**** Texto para revisar

Con el tiempo, pudo traerse a su hijo a vivir con ella. Una noche, un supuesto “cliente” la citó en un departamento en donde había siete tipos más. Le hicieron tantas cosas, y tan brutales, que finalmente la tiraron desnuda en una plaza, dándola por muerta. Un hombre la encontró y la llevó al hospital. Después de varios días ahi, se recuperó. Y volvió a la calle, el único lugar en donde desde chica supo que se podía quedar sin que nadie la echara.
Por eso, si hablar de “oficio”, “trabajo” o “profesión” (cuando en la mayoría de los casos hasta ahí se llega por abandono y desesperación) en boca de cualquiera resulta de un cinismo peligroso, cuando esa misma clase de ideas reaparecen en boca de alguna autoridad la cuestión se torna doblemente inquietante.

********
**** Datos mostrados

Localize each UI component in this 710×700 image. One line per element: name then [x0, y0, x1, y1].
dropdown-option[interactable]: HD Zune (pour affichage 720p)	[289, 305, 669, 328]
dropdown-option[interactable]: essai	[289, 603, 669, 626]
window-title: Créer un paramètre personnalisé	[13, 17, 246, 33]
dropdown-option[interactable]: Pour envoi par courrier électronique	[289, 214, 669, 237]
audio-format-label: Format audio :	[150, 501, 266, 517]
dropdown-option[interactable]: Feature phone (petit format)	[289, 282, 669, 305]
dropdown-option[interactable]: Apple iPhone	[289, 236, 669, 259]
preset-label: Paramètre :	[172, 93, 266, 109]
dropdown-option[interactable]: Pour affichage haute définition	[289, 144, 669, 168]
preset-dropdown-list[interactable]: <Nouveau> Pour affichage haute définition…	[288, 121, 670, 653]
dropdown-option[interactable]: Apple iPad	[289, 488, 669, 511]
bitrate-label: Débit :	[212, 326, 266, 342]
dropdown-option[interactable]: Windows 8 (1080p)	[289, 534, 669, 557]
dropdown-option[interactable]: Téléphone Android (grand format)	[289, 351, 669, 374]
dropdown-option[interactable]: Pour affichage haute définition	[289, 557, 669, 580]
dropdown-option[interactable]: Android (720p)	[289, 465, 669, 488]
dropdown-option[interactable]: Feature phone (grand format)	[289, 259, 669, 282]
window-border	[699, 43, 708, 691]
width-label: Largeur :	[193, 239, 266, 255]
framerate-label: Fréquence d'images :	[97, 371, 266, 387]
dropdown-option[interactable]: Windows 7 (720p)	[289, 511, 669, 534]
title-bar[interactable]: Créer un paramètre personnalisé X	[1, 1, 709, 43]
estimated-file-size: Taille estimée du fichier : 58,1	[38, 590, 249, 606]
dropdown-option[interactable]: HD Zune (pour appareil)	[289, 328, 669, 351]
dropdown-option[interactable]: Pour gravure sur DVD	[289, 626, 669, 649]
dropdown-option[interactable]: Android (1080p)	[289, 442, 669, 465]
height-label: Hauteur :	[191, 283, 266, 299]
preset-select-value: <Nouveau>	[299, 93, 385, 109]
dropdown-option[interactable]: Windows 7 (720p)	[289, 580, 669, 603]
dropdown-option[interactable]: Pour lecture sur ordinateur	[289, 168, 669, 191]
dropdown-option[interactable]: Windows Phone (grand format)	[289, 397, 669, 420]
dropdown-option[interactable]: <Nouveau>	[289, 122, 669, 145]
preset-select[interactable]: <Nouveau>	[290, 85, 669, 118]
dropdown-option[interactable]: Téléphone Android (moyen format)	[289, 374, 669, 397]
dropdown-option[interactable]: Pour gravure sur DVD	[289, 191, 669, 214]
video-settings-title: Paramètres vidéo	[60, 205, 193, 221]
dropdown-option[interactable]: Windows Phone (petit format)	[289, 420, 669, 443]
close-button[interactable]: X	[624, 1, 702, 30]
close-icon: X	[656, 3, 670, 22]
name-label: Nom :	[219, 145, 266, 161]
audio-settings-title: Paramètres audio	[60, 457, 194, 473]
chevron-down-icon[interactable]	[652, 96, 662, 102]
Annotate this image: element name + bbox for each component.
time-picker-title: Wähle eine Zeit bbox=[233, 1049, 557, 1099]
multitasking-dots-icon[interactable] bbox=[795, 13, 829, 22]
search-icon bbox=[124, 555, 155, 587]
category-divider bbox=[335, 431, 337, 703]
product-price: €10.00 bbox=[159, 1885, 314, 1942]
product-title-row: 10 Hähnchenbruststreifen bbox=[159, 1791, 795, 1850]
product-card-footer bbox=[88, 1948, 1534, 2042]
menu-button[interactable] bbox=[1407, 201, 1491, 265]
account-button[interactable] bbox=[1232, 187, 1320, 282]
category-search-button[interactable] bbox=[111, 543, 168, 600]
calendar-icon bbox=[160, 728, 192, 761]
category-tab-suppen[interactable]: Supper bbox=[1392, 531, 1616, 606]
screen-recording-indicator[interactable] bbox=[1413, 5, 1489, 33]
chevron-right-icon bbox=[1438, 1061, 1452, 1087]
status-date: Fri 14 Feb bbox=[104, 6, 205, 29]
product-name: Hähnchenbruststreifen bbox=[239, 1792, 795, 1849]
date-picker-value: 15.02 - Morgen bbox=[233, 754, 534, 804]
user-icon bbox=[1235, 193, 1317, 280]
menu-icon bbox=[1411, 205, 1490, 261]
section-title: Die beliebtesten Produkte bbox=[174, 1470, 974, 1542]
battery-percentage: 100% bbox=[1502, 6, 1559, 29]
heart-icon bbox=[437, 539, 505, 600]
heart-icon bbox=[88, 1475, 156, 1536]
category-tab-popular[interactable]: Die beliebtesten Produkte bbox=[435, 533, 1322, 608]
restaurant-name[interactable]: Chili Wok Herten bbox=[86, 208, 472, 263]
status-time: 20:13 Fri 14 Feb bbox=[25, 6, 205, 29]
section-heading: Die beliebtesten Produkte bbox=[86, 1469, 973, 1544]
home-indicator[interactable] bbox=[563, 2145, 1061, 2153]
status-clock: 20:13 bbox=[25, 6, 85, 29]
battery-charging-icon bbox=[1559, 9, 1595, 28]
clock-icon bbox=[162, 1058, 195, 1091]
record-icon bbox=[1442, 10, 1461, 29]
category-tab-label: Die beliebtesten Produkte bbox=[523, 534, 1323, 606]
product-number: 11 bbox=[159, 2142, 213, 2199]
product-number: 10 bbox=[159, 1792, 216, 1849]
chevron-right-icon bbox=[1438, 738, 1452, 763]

********

Consigna A: Edita el tramo del texto para revisar que arranca en "Con el tiempo, pudo" y acaba tras "torna doblemente inquietante.": escríbelo de nuevo con "sanatorio" en lugar de "hospital".
Consigna B: Retoma el texto sobre la mujer que volvió a la calle y continúalo a partir de su última oración.
Los registros no hacen falta.

Tu respuesta A:
Con el tiempo, pudo traerse a su hijo a vivir con ella. Una noche, un supuesto “cliente” la citó en un departamento en donde había siete tipos más. Le hicieron tantas cosas, y tan brutales, que finalmente la tiraron desnuda en una plaza, dándola por muerta. Un hombre la encontró y la llevó al sanatorio. Después de varios días ahi, se recuperó. Y volvió a la calle, el único lugar en donde desde chica supo que se podía quedar sin que nadie la echara.
Por eso, si hablar de “oficio”, “trabajo” o “profesión” (cuando en la mayoría de los casos hasta ahí se llega por abandono y desesperación) en boca de cualquiera resulta de un cinismo peligroso, cuando esa misma clase de ideas reaparecen en boca de alguna autoridad la cuestión se torna doblemente inquietante.

Tu respuesta B:
Porque si nada menos que el vice jefe de gobierno cuenta, muerto de risa, que alguna vez incluso le apostó un asado al cura del pueblo, asegurando que no podría sacar a un grupo de mujeres de la “mala vida” o nada menos que un jefe de gobierno sabe de lo que opinan las mujeres de los piropos más que ellas mismas, caramba. No hemos avanzado mucho que digamos.
En la Antigua Roma, extranjeros, esclavos y niños eran lo mismo y compartían la misma falta total de derechos. En Argentina hoy, dos mil años más tarde, cada treinta horas muere una mujer por violencia sexista. Y, según explica la abogada Patricia Sanmammed, defensora en varias causas por violencia de género, “para la justicia y los funcionarios –especialmente jueces y fiscales- el principio de inocencia entra en pausa cuando la acusada es una mujer. Yo, por ejemplo, he defendido a una chica de diecisiete años que cursó un embarazo en secreto y sin atención médica. Parió en su casa, el bebé se murió y a ella, siendo menor, le quisieron dar cadena perpetua”.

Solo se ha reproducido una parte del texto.